# WHAT YOU HAVE TO DO
Identify each line below that contains the word "Industrial", and copy it out.

start LISTED RECORDS

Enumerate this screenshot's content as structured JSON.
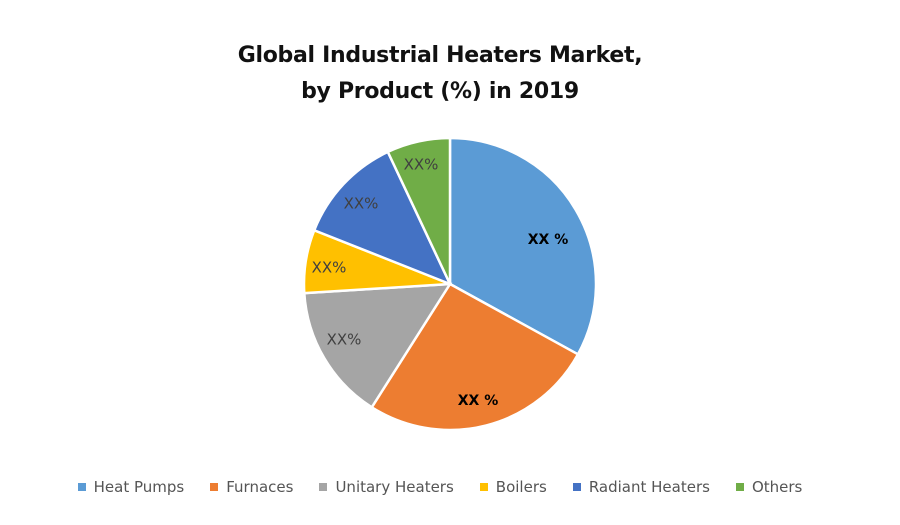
{
  "chart_data": {
    "type": "pie",
    "title": "Global Industrial Heaters Market, by Product (%) in 2019",
    "title_lines": [
      "Global Industrial Heaters Market,",
      "by Product (%) in 2019"
    ],
    "legend_position": "bottom",
    "categories": [
      "Heat Pumps",
      "Furnaces",
      "Unitary Heaters",
      "Boilers",
      "Radiant Heaters",
      "Others"
    ],
    "values": [
      33,
      26,
      15,
      7,
      12,
      7
    ],
    "data_labels": [
      "XX %",
      "XX %",
      "XX%",
      "XX%",
      "XX%",
      "XX%"
    ],
    "colors": [
      "#5B9BD5",
      "#ED7D31",
      "#A5A5A5",
      "#FFC000",
      "#4472C4",
      "#70AD47"
    ],
    "label_bold": [
      true,
      true,
      false,
      false,
      false,
      false
    ]
  }
}
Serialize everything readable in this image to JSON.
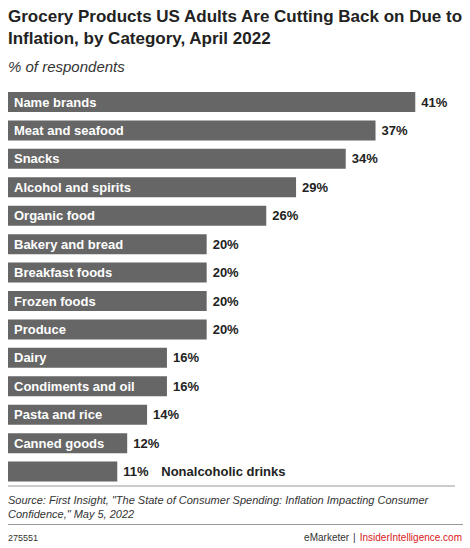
{
  "chart_data": {
    "type": "bar",
    "orientation": "horizontal",
    "title": "Grocery Products US Adults Are Cutting Back on Due to Inflation, by Category, April 2022",
    "subtitle": "% of respondents",
    "categories": [
      "Name brands",
      "Meat and seafood",
      "Snacks",
      "Alcohol and spirits",
      "Organic food",
      "Bakery and bread",
      "Breakfast foods",
      "Frozen foods",
      "Produce",
      "Dairy",
      "Condiments and oil",
      "Pasta and rice",
      "Canned goods",
      "Nonalcoholic drinks"
    ],
    "values": [
      41,
      37,
      34,
      29,
      26,
      20,
      20,
      20,
      20,
      16,
      16,
      14,
      12,
      11
    ],
    "value_labels": [
      "41%",
      "37%",
      "34%",
      "29%",
      "26%",
      "20%",
      "20%",
      "20%",
      "20%",
      "16%",
      "16%",
      "14%",
      "12%",
      "11%"
    ],
    "color": "#666666",
    "xlim": [
      0,
      45
    ],
    "data_labels": true,
    "tick_labels": false,
    "grid": false,
    "source": "Source: First Insight, \"The State of Consumer Spending: Inflation Impacting Consumer Confidence,\" May 5, 2022",
    "footer": {
      "id": "275551",
      "brand": "eMarketer",
      "separator": "|",
      "site": "InsiderIntelligence.com"
    }
  }
}
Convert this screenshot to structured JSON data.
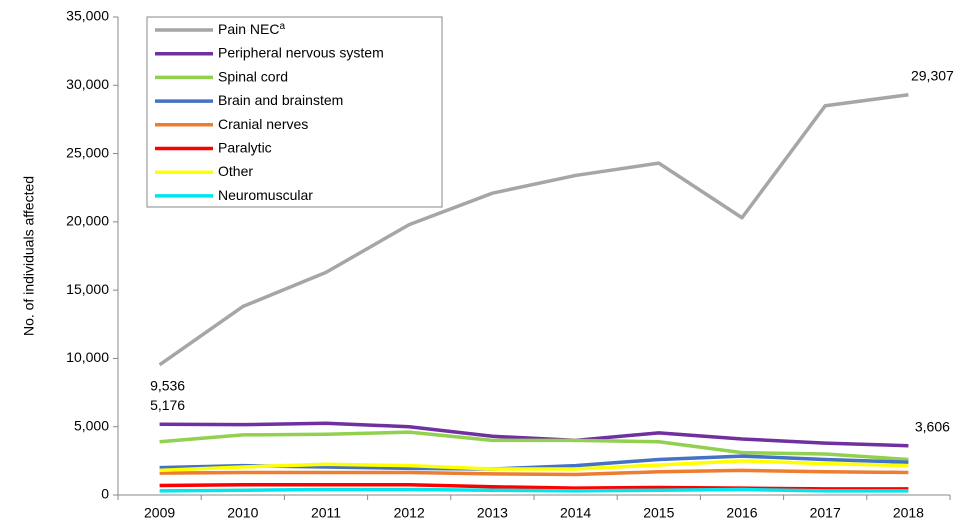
{
  "chart_data": {
    "type": "line",
    "y_axis_label": "No. of individuals affected",
    "categories": [
      "2009",
      "2010",
      "2011",
      "2012",
      "2013",
      "2014",
      "2015",
      "2016",
      "2017",
      "2018"
    ],
    "ylim": [
      0,
      35000
    ],
    "yticks": [
      {
        "value": 0,
        "label": "0"
      },
      {
        "value": 5000,
        "label": "5,000"
      },
      {
        "value": 10000,
        "label": "10,000"
      },
      {
        "value": 15000,
        "label": "15,000"
      },
      {
        "value": 20000,
        "label": "20,000"
      },
      {
        "value": 25000,
        "label": "25,000"
      },
      {
        "value": 30000,
        "label": "30,000"
      },
      {
        "value": 35000,
        "label": "35,000"
      }
    ],
    "grid": false,
    "legend": "top-left",
    "series": [
      {
        "name": "Pain NEC",
        "name_superscript": "a",
        "color": "#a6a6a6",
        "values": [
          9536,
          13800,
          16300,
          19800,
          22100,
          23400,
          24300,
          20300,
          28500,
          29307
        ],
        "value_labels": [
          "9,536",
          null,
          null,
          null,
          null,
          null,
          null,
          null,
          null,
          "29,307"
        ]
      },
      {
        "name": "Peripheral nervous system",
        "color": "#7030a0",
        "values": [
          5176,
          5150,
          5250,
          5000,
          4300,
          4000,
          4550,
          4100,
          3800,
          3606
        ],
        "value_labels": [
          "5,176",
          null,
          null,
          null,
          null,
          null,
          null,
          null,
          null,
          "3,606"
        ]
      },
      {
        "name": "Spinal cord",
        "color": "#92d050",
        "values": [
          3900,
          4400,
          4450,
          4600,
          4000,
          4000,
          3900,
          3100,
          3000,
          2600
        ]
      },
      {
        "name": "Brain and brainstem",
        "color": "#4472c4",
        "values": [
          2000,
          2150,
          2050,
          1950,
          1900,
          2150,
          2600,
          2850,
          2600,
          2400
        ]
      },
      {
        "name": "Cranial nerves",
        "color": "#ed7d31",
        "values": [
          1600,
          1650,
          1650,
          1650,
          1550,
          1500,
          1700,
          1800,
          1700,
          1650
        ]
      },
      {
        "name": "Paralytic",
        "color": "#ff0000",
        "values": [
          700,
          750,
          750,
          750,
          600,
          500,
          550,
          500,
          450,
          450
        ]
      },
      {
        "name": "Other",
        "color": "#ffff00",
        "values": [
          1800,
          2050,
          2250,
          2150,
          1900,
          1900,
          2200,
          2500,
          2300,
          2150
        ]
      },
      {
        "name": "Neuromuscular",
        "color": "#00e5ee",
        "values": [
          300,
          350,
          400,
          400,
          350,
          300,
          350,
          400,
          300,
          300
        ]
      }
    ]
  }
}
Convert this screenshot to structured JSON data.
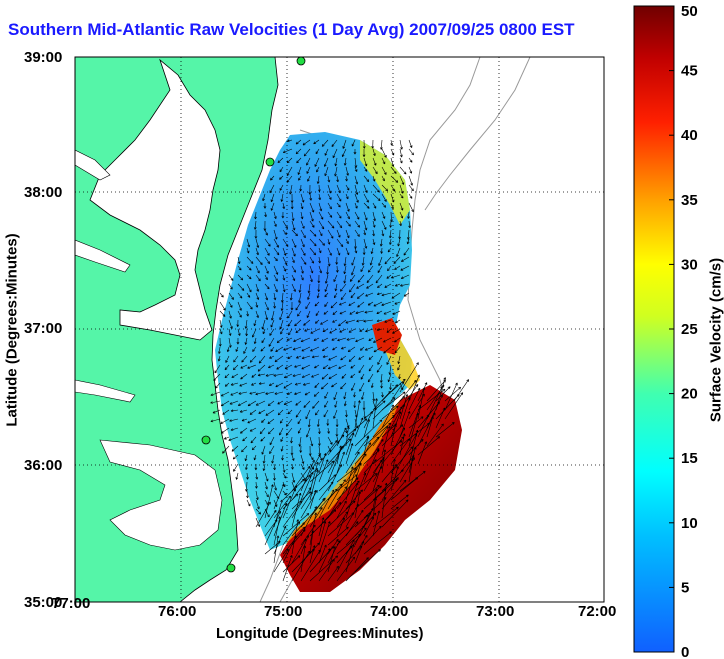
{
  "title": "Southern Mid-Atlantic Raw Velocities (1 Day Avg) 2007/09/25 0800 EST",
  "map": {
    "xlabel": "Longitude (Degrees:Minutes)",
    "ylabel": "Latitude (Degrees:Minutes)",
    "x_ticks": [
      "77:00",
      "76:00",
      "75:00",
      "74:00",
      "73:00",
      "72:00"
    ],
    "y_ticks": [
      "39:00",
      "38:00",
      "37:00",
      "36:00",
      "35:00"
    ],
    "land_color": "#55f5a8",
    "grid": "dotted"
  },
  "colorbar": {
    "label": "Surface Velocity (cm/s)",
    "ticks": [
      "0",
      "5",
      "10",
      "15",
      "20",
      "25",
      "30",
      "35",
      "40",
      "45",
      "50"
    ],
    "range": [
      0,
      50
    ],
    "colormap": [
      "#0000ff",
      "#00ffff",
      "#ffff00",
      "#ff0000",
      "#800000"
    ]
  },
  "stations": [
    "station-1",
    "station-2",
    "station-3",
    "station-4"
  ]
}
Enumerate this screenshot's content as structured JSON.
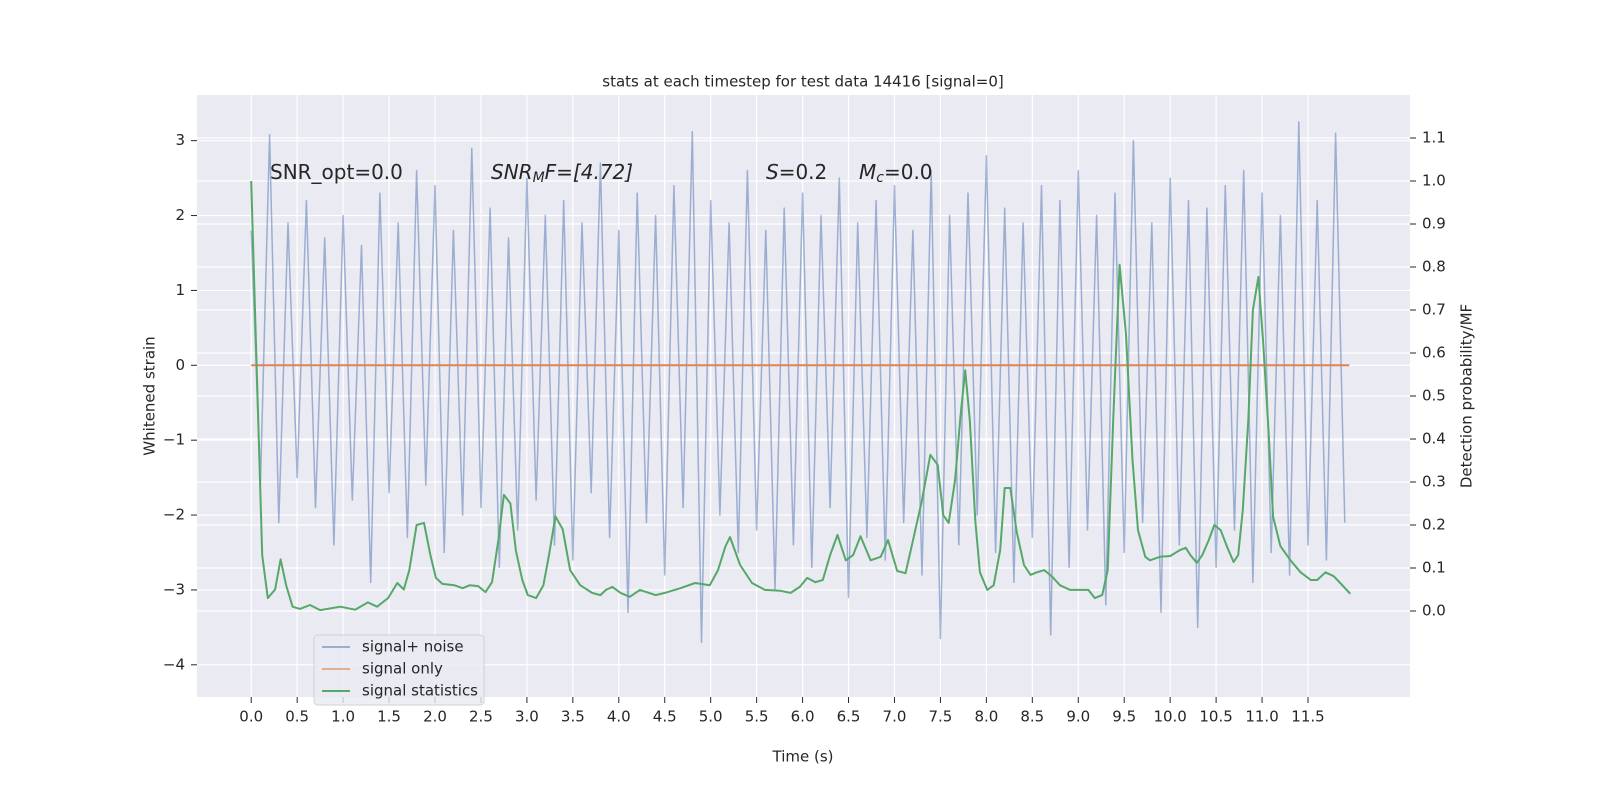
{
  "chart_data": {
    "type": "line",
    "title": "stats at each timestep for test data 14416 [signal=0]",
    "xlabel": "Time (s)",
    "ylabel": "Whitened strain",
    "y2label": "Detection probability/MF",
    "xlim": [
      -0.59,
      12.61
    ],
    "ylim": [
      -4.43,
      3.61
    ],
    "y2lim": [
      -0.2,
      1.2
    ],
    "xticks": [
      {
        "value": 0,
        "label": "0.0"
      },
      0.5,
      {
        "value": 1,
        "label": "1.0"
      },
      1.5,
      {
        "value": 2,
        "label": "2.0"
      },
      2.5,
      {
        "value": 3,
        "label": "3.0"
      },
      3.5,
      {
        "value": 4,
        "label": "4.0"
      },
      4.5,
      {
        "value": 5,
        "label": "5.0"
      },
      5.5,
      {
        "value": 6,
        "label": "6.0"
      },
      6.5,
      {
        "value": 7,
        "label": "7.0"
      },
      7.5,
      {
        "value": 8,
        "label": "8.0"
      },
      8.5,
      {
        "value": 9,
        "label": "9.0"
      },
      9.5,
      {
        "value": 10,
        "label": "10.0"
      },
      10.5,
      {
        "value": 11,
        "label": "11.0"
      },
      11.5
    ],
    "yticks": [
      {
        "value": -4,
        "label": "−4"
      },
      {
        "value": -3,
        "label": "−3"
      },
      {
        "value": -2,
        "label": "−2"
      },
      {
        "value": -1,
        "label": "−1"
      },
      0,
      1,
      2,
      3
    ],
    "y2ticks": [
      {
        "value": 0,
        "label": "0.0"
      },
      0.1,
      0.2,
      0.3,
      0.4,
      0.5,
      0.6,
      0.7,
      0.8,
      0.9,
      {
        "value": 1,
        "label": "1.0"
      },
      1.1
    ],
    "grid": true,
    "legend": "lower left",
    "annotations": [
      {
        "base": "SNR_opt=0.0"
      },
      {
        "base": "SNR",
        "sub": "M",
        "rest": "F=[4.72]"
      },
      {
        "base": "S",
        "rest": "=0.2"
      },
      {
        "base": "M",
        "sub": "c",
        "rest": "=0.0"
      }
    ],
    "series": [
      {
        "name": "signal+ noise",
        "color": "#4c72b0",
        "x": [
          0,
          0.1,
          0.2,
          0.3,
          0.4,
          0.5,
          0.6,
          0.7,
          0.8,
          0.9,
          1,
          1.1,
          1.2,
          1.3,
          1.4,
          1.5,
          1.6,
          1.7,
          1.8,
          1.9,
          2,
          2.1,
          2.2,
          2.3,
          2.4,
          2.5,
          2.6,
          2.7,
          2.8,
          2.9,
          3,
          3.1,
          3.2,
          3.3,
          3.4,
          3.5,
          3.6,
          3.7,
          3.8,
          3.9,
          4,
          4.1,
          4.2,
          4.3,
          4.4,
          4.5,
          4.6,
          4.7,
          4.8,
          4.9,
          5,
          5.1,
          5.2,
          5.3,
          5.4,
          5.5,
          5.6,
          5.7,
          5.8,
          5.9,
          6,
          6.1,
          6.2,
          6.3,
          6.4,
          6.5,
          6.6,
          6.7,
          6.8,
          6.9,
          7,
          7.1,
          7.2,
          7.3,
          7.4,
          7.5,
          7.6,
          7.7,
          7.8,
          7.9,
          8,
          8.1,
          8.2,
          8.3,
          8.4,
          8.5,
          8.6,
          8.7,
          8.8,
          8.9,
          9,
          9.1,
          9.2,
          9.3,
          9.4,
          9.5,
          9.6,
          9.7,
          9.8,
          9.9,
          10,
          10.1,
          10.2,
          10.3,
          10.4,
          10.5,
          10.6,
          10.7,
          10.8,
          10.9,
          11,
          11.1,
          11.2,
          11.3,
          11.4,
          11.5,
          11.6,
          11.7,
          11.8,
          11.9
        ],
        "values": [
          1.8,
          -1.6,
          3.08,
          -2.1,
          1.9,
          -1.5,
          2.2,
          -1.9,
          1.7,
          -2.4,
          2.0,
          -1.8,
          1.6,
          -2.9,
          2.3,
          -1.7,
          1.9,
          -2.3,
          2.6,
          -1.6,
          2.4,
          -2.5,
          1.8,
          -2.0,
          2.9,
          -1.9,
          2.1,
          -2.7,
          1.7,
          -2.2,
          2.5,
          -1.8,
          2.0,
          -2.4,
          2.2,
          -2.6,
          1.9,
          -1.7,
          2.7,
          -2.3,
          1.8,
          -3.3,
          2.3,
          -2.1,
          2.0,
          -2.8,
          2.4,
          -1.9,
          3.12,
          -3.7,
          2.2,
          -2.0,
          1.9,
          -2.5,
          2.6,
          -2.2,
          1.8,
          -3.0,
          2.1,
          -2.4,
          2.3,
          -2.7,
          2.0,
          -1.9,
          2.5,
          -3.1,
          1.9,
          -2.3,
          2.2,
          -2.6,
          2.4,
          -2.1,
          1.8,
          -2.8,
          2.6,
          -3.65,
          2.0,
          -2.4,
          2.3,
          -2.0,
          2.8,
          -2.5,
          2.1,
          -2.9,
          1.9,
          -2.3,
          2.4,
          -3.6,
          2.2,
          -2.7,
          2.6,
          -2.2,
          2.0,
          -3.2,
          2.3,
          -2.5,
          3.0,
          -2.1,
          1.9,
          -3.3,
          2.5,
          -2.4,
          2.2,
          -3.5,
          2.1,
          -2.7,
          2.4,
          -2.2,
          2.6,
          -2.9,
          2.3,
          -2.5,
          2.0,
          -2.8,
          3.25,
          -2.4,
          2.2,
          -2.6,
          3.1,
          -2.1
        ]
      },
      {
        "name": "signal only",
        "color": "#dd8452",
        "x": [
          0,
          11.95
        ],
        "values": [
          0,
          0
        ]
      },
      {
        "name": "signal statistics",
        "color": "#55a868",
        "axis": "y2",
        "x": [
          0,
          0.12,
          0.18,
          0.26,
          0.32,
          0.38,
          0.45,
          0.53,
          0.64,
          0.75,
          0.97,
          1.13,
          1.27,
          1.37,
          1.49,
          1.59,
          1.66,
          1.72,
          1.8,
          1.88,
          1.95,
          2.01,
          2.08,
          2.21,
          2.3,
          2.38,
          2.47,
          2.55,
          2.62,
          2.69,
          2.75,
          2.82,
          2.88,
          2.95,
          3.01,
          3.1,
          3.18,
          3.24,
          3.31,
          3.39,
          3.47,
          3.58,
          3.71,
          3.8,
          3.86,
          3.93,
          4.02,
          4.12,
          4.23,
          4.4,
          4.5,
          4.67,
          4.83,
          4.99,
          5.08,
          5.16,
          5.21,
          5.32,
          5.45,
          5.59,
          5.76,
          5.87,
          5.97,
          6.05,
          6.14,
          6.22,
          6.3,
          6.38,
          6.47,
          6.55,
          6.63,
          6.74,
          6.85,
          6.93,
          7.03,
          7.12,
          7.19,
          7.3,
          7.39,
          7.47,
          7.53,
          7.59,
          7.66,
          7.72,
          7.77,
          7.82,
          7.88,
          7.93,
          8.01,
          8.08,
          8.15,
          8.2,
          8.26,
          8.33,
          8.41,
          8.48,
          8.55,
          8.63,
          8.72,
          8.8,
          8.91,
          9.04,
          9.11,
          9.18,
          9.26,
          9.32,
          9.38,
          9.45,
          9.52,
          9.59,
          9.65,
          9.73,
          9.78,
          9.89,
          10.0,
          10.11,
          10.17,
          10.22,
          10.29,
          10.35,
          10.42,
          10.48,
          10.55,
          10.62,
          10.69,
          10.74,
          10.79,
          10.85,
          10.9,
          10.96,
          11.01,
          11.07,
          11.12,
          11.2,
          11.31,
          11.42,
          11.53,
          11.6,
          11.69,
          11.78,
          11.85,
          11.96
        ],
        "values": [
          1.0,
          0.13,
          0.03,
          0.05,
          0.12,
          0.06,
          0.01,
          0.005,
          0.014,
          0.002,
          0.01,
          0.003,
          0.02,
          0.01,
          0.03,
          0.065,
          0.05,
          0.095,
          0.2,
          0.205,
          0.13,
          0.077,
          0.063,
          0.06,
          0.053,
          0.06,
          0.058,
          0.044,
          0.067,
          0.165,
          0.27,
          0.25,
          0.14,
          0.072,
          0.037,
          0.03,
          0.06,
          0.13,
          0.22,
          0.19,
          0.095,
          0.06,
          0.042,
          0.037,
          0.049,
          0.056,
          0.042,
          0.033,
          0.049,
          0.037,
          0.042,
          0.053,
          0.065,
          0.06,
          0.095,
          0.15,
          0.172,
          0.107,
          0.065,
          0.049,
          0.047,
          0.042,
          0.056,
          0.077,
          0.067,
          0.072,
          0.13,
          0.177,
          0.118,
          0.13,
          0.174,
          0.118,
          0.126,
          0.165,
          0.093,
          0.088,
          0.153,
          0.258,
          0.363,
          0.34,
          0.223,
          0.205,
          0.305,
          0.456,
          0.56,
          0.444,
          0.21,
          0.09,
          0.049,
          0.06,
          0.142,
          0.286,
          0.286,
          0.184,
          0.107,
          0.084,
          0.09,
          0.095,
          0.079,
          0.06,
          0.049,
          0.049,
          0.049,
          0.03,
          0.037,
          0.095,
          0.444,
          0.805,
          0.642,
          0.351,
          0.188,
          0.126,
          0.118,
          0.126,
          0.128,
          0.142,
          0.147,
          0.13,
          0.112,
          0.13,
          0.165,
          0.2,
          0.188,
          0.149,
          0.114,
          0.13,
          0.235,
          0.444,
          0.7,
          0.777,
          0.63,
          0.421,
          0.219,
          0.151,
          0.118,
          0.09,
          0.072,
          0.072,
          0.09,
          0.081,
          0.065,
          0.04
        ]
      }
    ]
  }
}
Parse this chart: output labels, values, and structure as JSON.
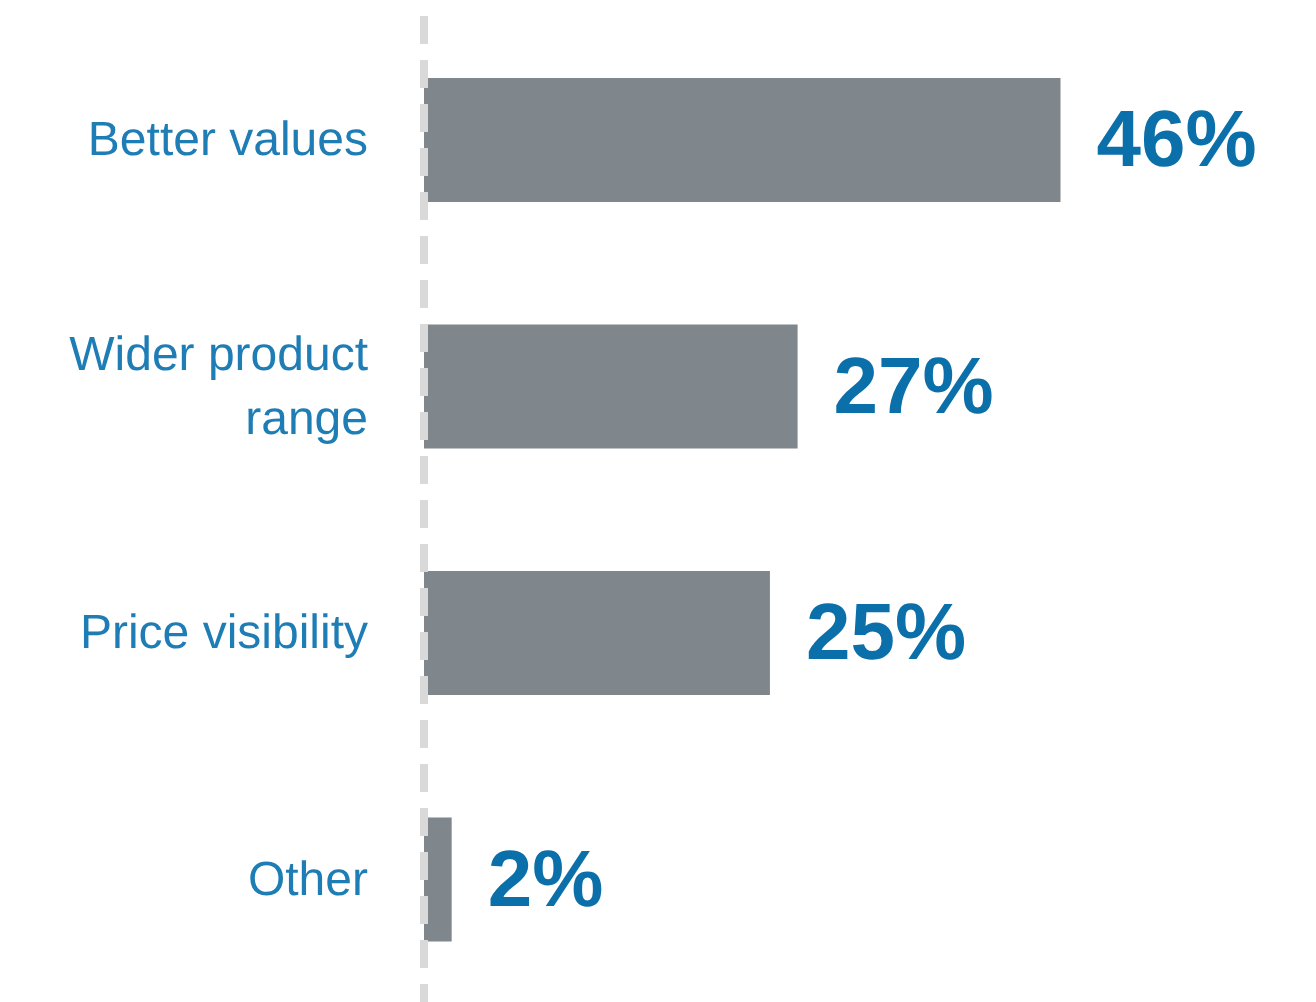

end LISTED RECORDS

# THE COMPLETED TASK
    "title": "Global Industrial Heaters Market, by Product (%) in 2019",
      "Global Industrial Heaters Market,",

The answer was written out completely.